··· DATA RECORDS

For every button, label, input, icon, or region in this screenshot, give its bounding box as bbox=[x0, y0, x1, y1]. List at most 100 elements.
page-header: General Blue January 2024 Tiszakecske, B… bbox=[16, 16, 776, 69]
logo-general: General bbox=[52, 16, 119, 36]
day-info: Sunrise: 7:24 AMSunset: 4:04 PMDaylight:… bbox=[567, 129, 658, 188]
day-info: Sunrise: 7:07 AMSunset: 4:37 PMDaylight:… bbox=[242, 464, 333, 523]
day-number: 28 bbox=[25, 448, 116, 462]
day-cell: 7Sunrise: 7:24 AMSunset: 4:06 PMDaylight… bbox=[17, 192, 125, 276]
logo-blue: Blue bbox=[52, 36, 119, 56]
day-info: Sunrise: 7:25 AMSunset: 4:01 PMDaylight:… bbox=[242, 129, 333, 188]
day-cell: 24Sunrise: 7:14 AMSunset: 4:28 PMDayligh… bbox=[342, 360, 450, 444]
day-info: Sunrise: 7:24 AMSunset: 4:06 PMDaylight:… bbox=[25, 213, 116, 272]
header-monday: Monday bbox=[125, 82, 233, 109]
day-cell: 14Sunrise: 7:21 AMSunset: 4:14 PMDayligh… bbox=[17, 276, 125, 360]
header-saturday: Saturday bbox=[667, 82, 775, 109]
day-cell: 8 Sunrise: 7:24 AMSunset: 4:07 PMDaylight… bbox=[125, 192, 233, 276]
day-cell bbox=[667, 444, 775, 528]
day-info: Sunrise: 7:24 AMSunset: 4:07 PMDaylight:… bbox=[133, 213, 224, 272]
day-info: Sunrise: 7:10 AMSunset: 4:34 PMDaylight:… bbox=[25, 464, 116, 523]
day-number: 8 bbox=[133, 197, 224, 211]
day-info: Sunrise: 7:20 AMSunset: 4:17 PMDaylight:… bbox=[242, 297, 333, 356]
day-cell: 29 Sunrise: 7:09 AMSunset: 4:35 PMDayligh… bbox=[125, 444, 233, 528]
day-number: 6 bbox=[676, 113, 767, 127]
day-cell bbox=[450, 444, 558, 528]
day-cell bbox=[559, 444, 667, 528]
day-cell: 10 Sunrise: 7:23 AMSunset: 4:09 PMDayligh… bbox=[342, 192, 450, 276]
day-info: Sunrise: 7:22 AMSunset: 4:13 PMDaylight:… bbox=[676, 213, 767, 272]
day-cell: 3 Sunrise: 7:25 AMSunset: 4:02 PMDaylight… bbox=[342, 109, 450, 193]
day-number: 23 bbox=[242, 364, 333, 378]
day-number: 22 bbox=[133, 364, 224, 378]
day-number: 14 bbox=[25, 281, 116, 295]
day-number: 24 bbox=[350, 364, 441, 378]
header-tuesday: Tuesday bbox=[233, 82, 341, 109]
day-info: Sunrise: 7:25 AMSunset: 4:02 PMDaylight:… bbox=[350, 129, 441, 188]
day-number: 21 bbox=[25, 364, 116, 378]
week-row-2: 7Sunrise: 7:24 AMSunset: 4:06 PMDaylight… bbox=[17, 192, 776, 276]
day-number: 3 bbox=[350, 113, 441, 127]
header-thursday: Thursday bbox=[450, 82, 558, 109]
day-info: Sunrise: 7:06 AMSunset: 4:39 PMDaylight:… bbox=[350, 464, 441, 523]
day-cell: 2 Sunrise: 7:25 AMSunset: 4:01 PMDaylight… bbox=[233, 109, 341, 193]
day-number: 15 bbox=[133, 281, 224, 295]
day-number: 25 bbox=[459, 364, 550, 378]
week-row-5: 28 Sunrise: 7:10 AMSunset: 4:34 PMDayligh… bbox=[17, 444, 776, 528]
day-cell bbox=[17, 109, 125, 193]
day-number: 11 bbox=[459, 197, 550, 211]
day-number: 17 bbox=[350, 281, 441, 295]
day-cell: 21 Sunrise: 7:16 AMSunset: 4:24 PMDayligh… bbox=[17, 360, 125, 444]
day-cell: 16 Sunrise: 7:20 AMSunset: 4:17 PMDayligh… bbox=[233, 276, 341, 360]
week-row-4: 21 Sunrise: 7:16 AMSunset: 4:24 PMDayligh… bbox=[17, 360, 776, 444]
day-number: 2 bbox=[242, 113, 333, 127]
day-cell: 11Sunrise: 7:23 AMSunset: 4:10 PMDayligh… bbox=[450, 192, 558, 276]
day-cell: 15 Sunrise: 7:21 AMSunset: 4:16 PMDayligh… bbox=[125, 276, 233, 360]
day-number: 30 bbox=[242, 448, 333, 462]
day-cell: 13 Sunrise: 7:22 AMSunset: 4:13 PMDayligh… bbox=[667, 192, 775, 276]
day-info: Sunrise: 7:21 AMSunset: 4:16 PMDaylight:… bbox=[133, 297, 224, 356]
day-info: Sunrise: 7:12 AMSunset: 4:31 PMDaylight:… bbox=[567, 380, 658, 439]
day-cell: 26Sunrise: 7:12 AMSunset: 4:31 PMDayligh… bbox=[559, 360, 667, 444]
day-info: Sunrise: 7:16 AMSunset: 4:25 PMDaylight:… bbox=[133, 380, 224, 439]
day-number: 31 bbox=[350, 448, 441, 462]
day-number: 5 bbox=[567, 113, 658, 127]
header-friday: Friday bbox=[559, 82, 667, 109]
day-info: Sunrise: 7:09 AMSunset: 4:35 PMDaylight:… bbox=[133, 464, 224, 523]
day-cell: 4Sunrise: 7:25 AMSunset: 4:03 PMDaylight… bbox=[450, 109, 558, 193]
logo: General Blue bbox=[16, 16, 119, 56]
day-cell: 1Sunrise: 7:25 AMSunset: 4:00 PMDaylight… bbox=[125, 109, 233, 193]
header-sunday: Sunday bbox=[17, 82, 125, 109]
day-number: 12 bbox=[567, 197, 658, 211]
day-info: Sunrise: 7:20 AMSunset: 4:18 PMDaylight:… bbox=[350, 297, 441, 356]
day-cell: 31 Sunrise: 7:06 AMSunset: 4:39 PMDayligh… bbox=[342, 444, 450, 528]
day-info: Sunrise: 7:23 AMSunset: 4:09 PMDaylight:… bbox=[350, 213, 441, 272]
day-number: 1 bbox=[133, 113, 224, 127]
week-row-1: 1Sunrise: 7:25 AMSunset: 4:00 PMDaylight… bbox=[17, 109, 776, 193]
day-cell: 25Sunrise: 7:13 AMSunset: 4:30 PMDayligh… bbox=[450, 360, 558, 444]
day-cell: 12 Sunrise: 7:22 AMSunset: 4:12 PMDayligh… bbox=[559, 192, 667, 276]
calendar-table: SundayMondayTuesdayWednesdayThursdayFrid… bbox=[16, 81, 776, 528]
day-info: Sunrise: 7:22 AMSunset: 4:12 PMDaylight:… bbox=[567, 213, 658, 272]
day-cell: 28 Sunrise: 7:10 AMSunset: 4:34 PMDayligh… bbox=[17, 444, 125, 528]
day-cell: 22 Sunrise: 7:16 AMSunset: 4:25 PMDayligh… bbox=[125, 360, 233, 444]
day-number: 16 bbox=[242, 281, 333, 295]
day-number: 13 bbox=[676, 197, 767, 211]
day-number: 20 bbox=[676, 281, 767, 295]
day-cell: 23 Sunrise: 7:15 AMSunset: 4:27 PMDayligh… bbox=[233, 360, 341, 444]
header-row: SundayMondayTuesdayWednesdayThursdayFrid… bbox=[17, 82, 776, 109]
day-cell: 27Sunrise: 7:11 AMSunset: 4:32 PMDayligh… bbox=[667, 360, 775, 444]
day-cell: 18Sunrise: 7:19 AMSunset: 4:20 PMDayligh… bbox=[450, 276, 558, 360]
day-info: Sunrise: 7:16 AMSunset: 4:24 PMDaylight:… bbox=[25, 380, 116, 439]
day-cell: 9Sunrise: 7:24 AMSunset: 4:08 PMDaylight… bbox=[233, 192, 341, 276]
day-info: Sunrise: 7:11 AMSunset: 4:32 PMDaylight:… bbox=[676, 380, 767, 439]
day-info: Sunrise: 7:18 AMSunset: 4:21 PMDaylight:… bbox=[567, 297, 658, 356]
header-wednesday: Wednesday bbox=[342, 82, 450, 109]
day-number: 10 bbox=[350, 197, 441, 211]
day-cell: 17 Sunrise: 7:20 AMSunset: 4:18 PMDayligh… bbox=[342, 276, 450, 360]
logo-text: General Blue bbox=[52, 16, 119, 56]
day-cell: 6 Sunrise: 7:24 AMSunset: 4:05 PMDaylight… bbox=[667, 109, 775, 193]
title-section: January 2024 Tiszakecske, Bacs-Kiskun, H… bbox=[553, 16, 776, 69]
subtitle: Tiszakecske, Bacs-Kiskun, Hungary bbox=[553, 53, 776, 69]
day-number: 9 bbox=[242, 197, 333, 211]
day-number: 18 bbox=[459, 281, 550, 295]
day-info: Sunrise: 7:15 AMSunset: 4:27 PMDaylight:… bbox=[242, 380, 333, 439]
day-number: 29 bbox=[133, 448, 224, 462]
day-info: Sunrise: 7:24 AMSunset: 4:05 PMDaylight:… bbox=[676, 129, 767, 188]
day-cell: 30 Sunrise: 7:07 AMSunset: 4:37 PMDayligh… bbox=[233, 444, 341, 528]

······

Reproduce the entries line for line, unchanged, from the first line through the line containing "day-info: Sunrise: 7:25 AMSunset: 4:01", with both of those lines included.

TASK RESPONSE.
For every button, label, input, icon, or region in this screenshot, give its bounding box as bbox=[x0, y0, x1, y1]. List at most 100 elements.
page-header: General Blue January 2024 Tiszakecske, B… bbox=[16, 16, 776, 69]
logo-general: General bbox=[52, 16, 119, 36]
day-info: Sunrise: 7:24 AMSunset: 4:04 PMDaylight:… bbox=[567, 129, 658, 188]
day-info: Sunrise: 7:07 AMSunset: 4:37 PMDaylight:… bbox=[242, 464, 333, 523]
day-number: 28 bbox=[25, 448, 116, 462]
day-cell: 7Sunrise: 7:24 AMSunset: 4:06 PMDaylight… bbox=[17, 192, 125, 276]
logo-blue: Blue bbox=[52, 36, 119, 56]
day-info: Sunrise: 7:25 AMSunset: 4:01 PMDaylight:… bbox=[242, 129, 333, 188]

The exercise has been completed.